## Aim:
The records below need retyping in full; give them again exactly.

## Data for the task:
========

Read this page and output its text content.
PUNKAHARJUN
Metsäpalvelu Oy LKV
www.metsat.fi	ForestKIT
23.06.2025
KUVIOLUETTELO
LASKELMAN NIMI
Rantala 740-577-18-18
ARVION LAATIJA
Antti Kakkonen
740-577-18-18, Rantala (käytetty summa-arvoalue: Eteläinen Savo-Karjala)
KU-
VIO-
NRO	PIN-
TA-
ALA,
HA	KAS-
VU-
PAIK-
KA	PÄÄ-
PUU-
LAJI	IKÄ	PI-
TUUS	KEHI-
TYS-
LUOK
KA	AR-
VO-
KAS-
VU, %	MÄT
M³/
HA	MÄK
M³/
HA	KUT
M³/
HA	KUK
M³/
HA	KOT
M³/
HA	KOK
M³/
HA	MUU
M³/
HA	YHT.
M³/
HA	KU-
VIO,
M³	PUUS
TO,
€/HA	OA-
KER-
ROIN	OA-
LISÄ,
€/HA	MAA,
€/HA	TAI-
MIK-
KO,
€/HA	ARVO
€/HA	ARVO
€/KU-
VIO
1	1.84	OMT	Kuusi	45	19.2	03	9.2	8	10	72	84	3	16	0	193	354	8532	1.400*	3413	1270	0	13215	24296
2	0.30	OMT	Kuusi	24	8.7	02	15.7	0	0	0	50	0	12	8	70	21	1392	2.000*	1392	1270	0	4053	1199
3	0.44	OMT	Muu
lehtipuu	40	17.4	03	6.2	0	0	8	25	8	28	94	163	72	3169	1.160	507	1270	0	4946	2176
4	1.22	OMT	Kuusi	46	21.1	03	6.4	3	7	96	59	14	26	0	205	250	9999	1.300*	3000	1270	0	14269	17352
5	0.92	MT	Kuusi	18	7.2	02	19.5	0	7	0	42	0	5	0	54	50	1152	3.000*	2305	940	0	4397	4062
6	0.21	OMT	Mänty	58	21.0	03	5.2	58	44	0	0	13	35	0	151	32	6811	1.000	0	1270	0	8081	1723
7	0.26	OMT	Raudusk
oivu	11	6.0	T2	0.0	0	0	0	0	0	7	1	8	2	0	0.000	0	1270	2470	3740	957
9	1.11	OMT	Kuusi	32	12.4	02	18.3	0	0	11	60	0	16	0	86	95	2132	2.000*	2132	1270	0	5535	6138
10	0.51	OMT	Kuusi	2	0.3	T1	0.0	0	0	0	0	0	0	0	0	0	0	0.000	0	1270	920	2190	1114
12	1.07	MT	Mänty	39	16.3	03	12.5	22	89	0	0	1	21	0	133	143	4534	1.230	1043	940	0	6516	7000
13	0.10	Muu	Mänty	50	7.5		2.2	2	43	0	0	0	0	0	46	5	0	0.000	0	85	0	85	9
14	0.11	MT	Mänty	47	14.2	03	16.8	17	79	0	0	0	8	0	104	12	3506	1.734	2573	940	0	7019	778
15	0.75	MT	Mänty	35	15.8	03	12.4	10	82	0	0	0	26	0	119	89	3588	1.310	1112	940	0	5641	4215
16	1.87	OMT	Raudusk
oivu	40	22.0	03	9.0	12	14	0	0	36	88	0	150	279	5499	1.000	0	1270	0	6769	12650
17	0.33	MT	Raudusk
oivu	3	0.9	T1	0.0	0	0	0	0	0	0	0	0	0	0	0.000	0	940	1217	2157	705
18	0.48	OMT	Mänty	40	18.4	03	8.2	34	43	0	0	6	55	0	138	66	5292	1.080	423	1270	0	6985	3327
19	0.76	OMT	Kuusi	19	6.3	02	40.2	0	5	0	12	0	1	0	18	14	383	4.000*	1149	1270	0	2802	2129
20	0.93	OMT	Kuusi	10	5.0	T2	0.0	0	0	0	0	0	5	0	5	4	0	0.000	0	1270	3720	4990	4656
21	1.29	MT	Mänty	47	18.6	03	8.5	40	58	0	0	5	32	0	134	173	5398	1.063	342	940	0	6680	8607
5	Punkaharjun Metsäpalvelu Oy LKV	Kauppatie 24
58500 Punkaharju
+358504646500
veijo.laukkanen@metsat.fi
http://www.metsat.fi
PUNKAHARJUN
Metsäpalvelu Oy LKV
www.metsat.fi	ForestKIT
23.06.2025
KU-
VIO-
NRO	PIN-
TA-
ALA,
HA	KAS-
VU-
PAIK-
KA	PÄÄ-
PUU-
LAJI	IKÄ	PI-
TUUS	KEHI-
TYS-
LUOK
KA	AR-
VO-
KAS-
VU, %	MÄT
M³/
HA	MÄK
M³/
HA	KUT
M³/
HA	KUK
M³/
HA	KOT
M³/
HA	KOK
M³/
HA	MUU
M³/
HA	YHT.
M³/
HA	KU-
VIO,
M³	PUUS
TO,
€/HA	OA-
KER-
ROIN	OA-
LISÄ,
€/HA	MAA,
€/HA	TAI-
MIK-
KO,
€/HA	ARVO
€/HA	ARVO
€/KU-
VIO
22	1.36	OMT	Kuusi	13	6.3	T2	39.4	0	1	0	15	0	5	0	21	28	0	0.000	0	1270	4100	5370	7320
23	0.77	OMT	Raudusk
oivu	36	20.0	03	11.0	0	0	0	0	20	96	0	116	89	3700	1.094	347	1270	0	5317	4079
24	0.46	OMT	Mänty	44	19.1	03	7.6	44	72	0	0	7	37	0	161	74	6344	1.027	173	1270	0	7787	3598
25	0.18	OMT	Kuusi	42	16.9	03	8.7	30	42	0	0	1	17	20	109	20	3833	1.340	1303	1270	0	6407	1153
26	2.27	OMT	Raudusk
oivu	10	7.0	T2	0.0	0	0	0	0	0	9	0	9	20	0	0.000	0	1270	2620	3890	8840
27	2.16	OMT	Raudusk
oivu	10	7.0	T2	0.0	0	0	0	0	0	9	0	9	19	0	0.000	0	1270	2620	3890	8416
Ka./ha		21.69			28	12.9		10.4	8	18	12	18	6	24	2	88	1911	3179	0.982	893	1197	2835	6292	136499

========

## Problem solution:
Read this page and output its text content.
PUNKAHARJUN
Metsäpalvelu Oy LKV
www.metsat.fi	ForestKIT
23.06.2025
KUVIOLUETTELO
LASKELMAN NIMI
Rantala 740-577-18-18
ARVION LAATIJA
Antti Kakkonen
740-577-18-18, Rantala (käytetty summa-arvoalue: Eteläinen Savo-Karjala)
KU-
VIO-
NRO	PIN-
TA-
ALA,
HA	KAS-
VU-
PAIK-
KA	PÄÄ-
PUU-
LAJI	IKÄ	PI-
TUUS	KEHI-
TYS-
LUOK
KA	AR-
VO-
KAS-
VU, %	MÄT
M³/
HA	MÄK
M³/
HA	KUT
M³/
HA	KUK
M³/
HA	KOT
M³/
HA	KOK
M³/
HA	MUU
M³/
HA	YHT.
M³/
HA	KU-
VIO,
M³	PUUS
TO,
€/HA	OA-
KER-
ROIN	OA-
LISÄ,
€/HA	MAA,
€/HA	TAI-
MIK-
KO,
€/HA	ARVO
€/HA	ARVO
€/KU-
VIO
1	1.84	OMT	Kuusi	45	19.2	03	9.2	8	10	72	84	3	16	0	193	354	8532	1.400*	3413	1270	0	13215	24296
2	0.30	OMT	Kuusi	24	8.7	02	15.7	0	0	0	50	0	12	8	70	21	1392	2.000*	1392	1270	0	4053	1199
3	0.44	OMT	Muu
lehtipuu	40	17.4	03	6.2	0	0	8	25	8	28	94	163	72	3169	1.160	507	1270	0	4946	2176
4	1.22	OMT	Kuusi	46	21.1	03	6.4	3	7	96	59	14	26	0	205	250	9999	1.300*	3000	1270	0	14269	17352
5	0.92	MT	Kuusi	18	7.2	02	19.5	0	7	0	42	0	5	0	54	50	1152	3.000*	2305	940	0	4397	4062
6	0.21	OMT	Mänty	58	21.0	03	5.2	58	44	0	0	13	35	0	151	32	6811	1.000	0	1270	0	8081	1723
7	0.26	OMT	Raudusk
oivu	11	6.0	T2	0.0	0	0	0	0	0	7	1	8	2	0	0.000	0	1270	2470	3740	957
9	1.11	OMT	Kuusi	32	12.4	02	18.3	0	0	11	60	0	16	0	86	95	2132	2.000*	2132	1270	0	5535	6138
10	0.51	OMT	Kuusi	2	0.3	T1	0.0	0	0	0	0	0	0	0	0	0	0	0.000	0	1270	920	2190	1114
12	1.07	MT	Mänty	39	16.3	03	12.5	22	89	0	0	1	21	0	133	143	4534	1.230	1043	940	0	6516	7000
13	0.10	Muu	Mänty	50	7.5		2.2	2	43	0	0	0	0	0	46	5	0	0.000	0	85	0	85	9
14	0.11	MT	Mänty	47	14.2	03	16.8	17	79	0	0	0	8	0	104	12	3506	1.734	2573	940	0	7019	778
15	0.75	MT	Mänty	35	15.8	03	12.4	10	82	0	0	0	26	0	119	89	3588	1.310	1112	940	0	5641	4215
16	1.87	OMT	Raudusk
oivu	40	22.0	03	9.0	12	14	0	0	36	88	0	150	279	5499	1.000	0	1270	0	6769	12650
17	0.33	MT	Raudusk
oivu	3	0.9	T1	0.0	0	0	0	0	0	0	0	0	0	0	0.000	0	940	1217	2157	705
18	0.48	OMT	Mänty	40	18.4	03	8.2	34	43	0	0	6	55	0	138	66	5292	1.080	423	1270	0	6985	3327
19	0.76	OMT	Kuusi	19	6.3	02	40.2	0	5	0	12	0	1	0	18	14	383	4.000*	1149	1270	0	2802	2129
20	0.93	OMT	Kuusi	10	5.0	T2	0.0	0	0	0	0	0	5	0	5	4	0	0.000	0	1270	3720	4990	4656
21	1.29	MT	Mänty	47	18.6	03	8.5	40	58	0	0	5	32	0	134	173	5398	1.063	342	940	0	6680	8607
5	Punkaharjun Metsäpalvelu Oy LKV	Kauppatie 24
58500 Punkaharju
+358504646500
veijo.laukkanen@metsat.fi
http://www.metsat.fi
PUNKAHARJUN
Metsäpalvelu Oy LKV
www.metsat.fi	ForestKIT
23.06.2025
KU-
VIO-
NRO	PIN-
TA-
ALA,
HA	KAS-
VU-
PAIK-
KA	PÄÄ-
PUU-
LAJI	IKÄ	PI-
TUUS	KEHI-
TYS-
LUOK
KA	AR-
VO-
KAS-
VU, %	MÄT
M³/
HA	MÄK
M³/
HA	KUT
M³/
HA	KUK
M³/
HA	KOT
M³/
HA	KOK
M³/
HA	MUU
M³/
HA	YHT.
M³/
HA	KU-
VIO,
M³	PUUS
TO,
€/HA	OA-
KER-
ROIN	OA-
LISÄ,
€/HA	MAA,
€/HA	TAI-
MIK-
KO,
€/HA	ARVO
€/HA	ARVO
€/KU-
VIO
22	1.36	OMT	Kuusi	13	6.3	T2	39.4	0	1	0	15	0	5	0	21	28	0	0.000	0	1270	4100	5370	7320
23	0.77	OMT	Raudusk
oivu	36	20.0	03	11.0	0	0	0	0	20	96	0	116	89	3700	1.094	347	1270	0	5317	4079
24	0.46	OMT	Mänty	44	19.1	03	7.6	44	72	0	0	7	37	0	161	74	6344	1.027	173	1270	0	7787	3598
25	0.18	OMT	Kuusi	42	16.9	03	8.7	30	42	0	0	1	17	20	109	20	3833	1.340	1303	1270	0	6407	1153
26	2.27	OMT	Raudusk
oivu	10	7.0	T2	0.0	0	0	0	0	0	9	0	9	20	0	0.000	0	1270	2620	3890	8840
27	2.16	OMT	Raudusk
oivu	10	7.0	T2	0.0	0	0	0	0	0	9	0	9	19	0	0.000	0	1270	2620	3890	8416
Ka./ha		21.69			28	12.9		10.4	8	18	12	18	6	24	2	88	1911	3179	0.982	893	1197	2835	6292	136499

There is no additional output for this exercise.